◆ **Extracted data**:
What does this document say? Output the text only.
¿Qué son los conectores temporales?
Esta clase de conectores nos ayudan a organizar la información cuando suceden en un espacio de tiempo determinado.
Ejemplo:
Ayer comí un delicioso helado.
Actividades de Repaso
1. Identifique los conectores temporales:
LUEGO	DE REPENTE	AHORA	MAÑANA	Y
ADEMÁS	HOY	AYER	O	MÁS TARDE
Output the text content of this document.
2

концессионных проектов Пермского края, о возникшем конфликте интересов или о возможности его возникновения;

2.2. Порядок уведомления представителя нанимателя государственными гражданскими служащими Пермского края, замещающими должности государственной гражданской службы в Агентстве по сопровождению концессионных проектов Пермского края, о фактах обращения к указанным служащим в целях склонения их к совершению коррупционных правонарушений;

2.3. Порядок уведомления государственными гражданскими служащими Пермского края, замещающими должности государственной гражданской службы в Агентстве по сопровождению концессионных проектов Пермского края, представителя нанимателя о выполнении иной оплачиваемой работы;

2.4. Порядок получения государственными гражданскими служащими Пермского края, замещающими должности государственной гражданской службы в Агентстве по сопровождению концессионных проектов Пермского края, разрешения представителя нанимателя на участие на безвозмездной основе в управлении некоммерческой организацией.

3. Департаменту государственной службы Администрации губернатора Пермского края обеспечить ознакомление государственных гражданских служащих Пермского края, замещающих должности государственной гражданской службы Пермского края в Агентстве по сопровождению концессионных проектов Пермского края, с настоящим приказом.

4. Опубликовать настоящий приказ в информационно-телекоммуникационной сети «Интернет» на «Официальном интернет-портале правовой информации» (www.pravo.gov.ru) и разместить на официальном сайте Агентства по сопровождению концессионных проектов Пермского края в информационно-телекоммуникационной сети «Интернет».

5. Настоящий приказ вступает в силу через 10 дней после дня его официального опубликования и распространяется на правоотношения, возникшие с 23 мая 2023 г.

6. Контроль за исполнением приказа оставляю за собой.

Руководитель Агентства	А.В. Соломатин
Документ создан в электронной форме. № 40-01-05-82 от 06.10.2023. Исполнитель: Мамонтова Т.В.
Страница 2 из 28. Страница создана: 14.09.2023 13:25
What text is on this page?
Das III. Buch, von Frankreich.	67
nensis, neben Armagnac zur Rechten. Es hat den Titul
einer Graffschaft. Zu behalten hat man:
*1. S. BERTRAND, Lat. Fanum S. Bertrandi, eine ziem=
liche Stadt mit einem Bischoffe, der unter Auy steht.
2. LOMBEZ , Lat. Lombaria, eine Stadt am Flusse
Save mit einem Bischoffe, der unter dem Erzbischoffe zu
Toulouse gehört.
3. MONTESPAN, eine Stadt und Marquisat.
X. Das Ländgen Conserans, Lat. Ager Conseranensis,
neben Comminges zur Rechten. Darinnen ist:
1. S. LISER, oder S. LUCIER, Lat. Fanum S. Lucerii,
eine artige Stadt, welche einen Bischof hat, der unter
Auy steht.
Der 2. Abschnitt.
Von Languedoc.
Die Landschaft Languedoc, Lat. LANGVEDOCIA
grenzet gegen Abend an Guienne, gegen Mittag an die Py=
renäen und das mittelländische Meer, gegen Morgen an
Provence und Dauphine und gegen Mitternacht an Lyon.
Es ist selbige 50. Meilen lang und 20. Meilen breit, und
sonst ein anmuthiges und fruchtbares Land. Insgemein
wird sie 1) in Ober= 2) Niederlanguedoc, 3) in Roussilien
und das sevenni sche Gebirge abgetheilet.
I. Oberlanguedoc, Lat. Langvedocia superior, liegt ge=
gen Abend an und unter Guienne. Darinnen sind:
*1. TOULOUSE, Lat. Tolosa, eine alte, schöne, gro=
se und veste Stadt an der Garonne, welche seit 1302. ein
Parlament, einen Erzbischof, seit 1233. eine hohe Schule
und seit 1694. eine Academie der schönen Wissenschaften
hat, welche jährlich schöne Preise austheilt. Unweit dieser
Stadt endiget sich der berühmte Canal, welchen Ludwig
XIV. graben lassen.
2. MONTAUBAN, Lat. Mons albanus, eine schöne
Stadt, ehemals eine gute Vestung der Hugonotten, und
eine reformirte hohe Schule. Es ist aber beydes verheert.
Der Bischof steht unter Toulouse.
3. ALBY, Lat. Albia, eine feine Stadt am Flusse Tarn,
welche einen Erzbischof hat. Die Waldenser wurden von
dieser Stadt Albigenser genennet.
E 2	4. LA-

◆ **Work to complete**: Every record above should be output exactly.

◆ **Response**:
What does this document say? Output the text only.
¿Qué son los conectores temporales?
Esta clase de conectores nos ayudan a organizar la información cuando suceden en un espacio de tiempo determinado.
Ejemplo:
Ayer comí un delicioso helado.
Actividades de Repaso
1. Identifique los conectores temporales:
LUEGO	DE REPENTE	AHORA	MAÑANA	Y
ADEMÁS	HOY	AYER	O	MÁS TARDE
Output the text content of this document.
2

концессионных проектов Пермского края, о возникшем конфликте интересов или о возможности его возникновения;

2.2. Порядок уведомления представителя нанимателя государственными гражданскими служащими Пермского края, замещающими должности государственной гражданской службы в Агентстве по сопровождению концессионных проектов Пермского края, о фактах обращения к указанным служащим в целях склонения их к совершению коррупционных правонарушений;

2.3. Порядок уведомления государственными гражданскими служащими Пермского края, замещающими должности государственной гражданской службы в Агентстве по сопровождению концессионных проектов Пермского края, представителя нанимателя о выполнении иной оплачиваемой работы;

2.4. Порядок получения государственными гражданскими служащими Пермского края, замещающими должности государственной гражданской службы в Агентстве по сопровождению концессионных проектов Пермского края, разрешения представителя нанимателя на участие на безвозмездной основе в управлении некоммерческой организацией.

3. Департаменту государственной службы Администрации губернатора Пермского края обеспечить ознакомление государственных гражданских служащих Пермского края, замещающих должности государственной гражданской службы Пермского края в Агентстве по сопровождению концессионных проектов Пермского края, с настоящим приказом.

4. Опубликовать настоящий приказ в информационно-телекоммуникационной сети «Интернет» на «Официальном интернет-портале правовой информации» (www.pravo.gov.ru) и разместить на официальном сайте Агентства по сопровождению концессионных проектов Пермского края в информационно-телекоммуникационной сети «Интернет».

5. Настоящий приказ вступает в силу через 10 дней после дня его официального опубликования и распространяется на правоотношения, возникшие с 23 мая 2023 г.

6. Контроль за исполнением приказа оставляю за собой.

Руководитель Агентства	А.В. Соломатин
Документ создан в электронной форме. № 40-01-05-82 от 06.10.2023. Исполнитель: Мамонтова Т.В.
Страница 2 из 28. Страница создана: 14.09.2023 13:25
What text is on this page?
Das III. Buch, von Frankreich.	67
nensis, neben Armagnac zur Rechten. Es hat den Titul
einer Graffschaft. Zu behalten hat man:
*1. S. BERTRAND, Lat. Fanum S. Bertrandi, eine ziem=
liche Stadt mit einem Bischoffe, der unter Auy steht.
2. LOMBEZ , Lat. Lombaria, eine Stadt am Flusse
Save mit einem Bischoffe, der unter dem Erzbischoffe zu
Toulouse gehört.
3. MONTESPAN, eine Stadt und Marquisat.
X. Das Ländgen Conserans, Lat. Ager Conseranensis,
neben Comminges zur Rechten. Darinnen ist:
1. S. LISER, oder S. LUCIER, Lat. Fanum S. Lucerii,
eine artige Stadt, welche einen Bischof hat, der unter
Auy steht.
Der 2. Abschnitt.
Von Languedoc.
Die Landschaft Languedoc, Lat. LANGVEDOCIA
grenzet gegen Abend an Guienne, gegen Mittag an die Py=
renäen und das mittelländische Meer, gegen Morgen an
Provence und Dauphine und gegen Mitternacht an Lyon.
Es ist selbige 50. Meilen lang und 20. Meilen breit, und
sonst ein anmuthiges und fruchtbares Land. Insgemein
wird sie 1) in Ober= 2) Niederlanguedoc, 3) in Roussilien
und das sevenni sche Gebirge abgetheilet.
I. Oberlanguedoc, Lat. Langvedocia superior, liegt ge=
gen Abend an und unter Guienne. Darinnen sind:
*1. TOULOUSE, Lat. Tolosa, eine alte, schöne, gro=
se und veste Stadt an der Garonne, welche seit 1302. ein
Parlament, einen Erzbischof, seit 1233. eine hohe Schule
und seit 1694. eine Academie der schönen Wissenschaften
hat, welche jährlich schöne Preise austheilt. Unweit dieser
Stadt endiget sich der berühmte Canal, welchen Ludwig
XIV. graben lassen.
2. MONTAUBAN, Lat. Mons albanus, eine schöne
Stadt, ehemals eine gute Vestung der Hugonotten, und
eine reformirte hohe Schule. Es ist aber beydes verheert.
Der Bischof steht unter Toulouse.
3. ALBY, Lat. Albia, eine feine Stadt am Flusse Tarn,
welche einen Erzbischof hat. Die Waldenser wurden von
dieser Stadt Albigenser genennet.
E 2	4. LA-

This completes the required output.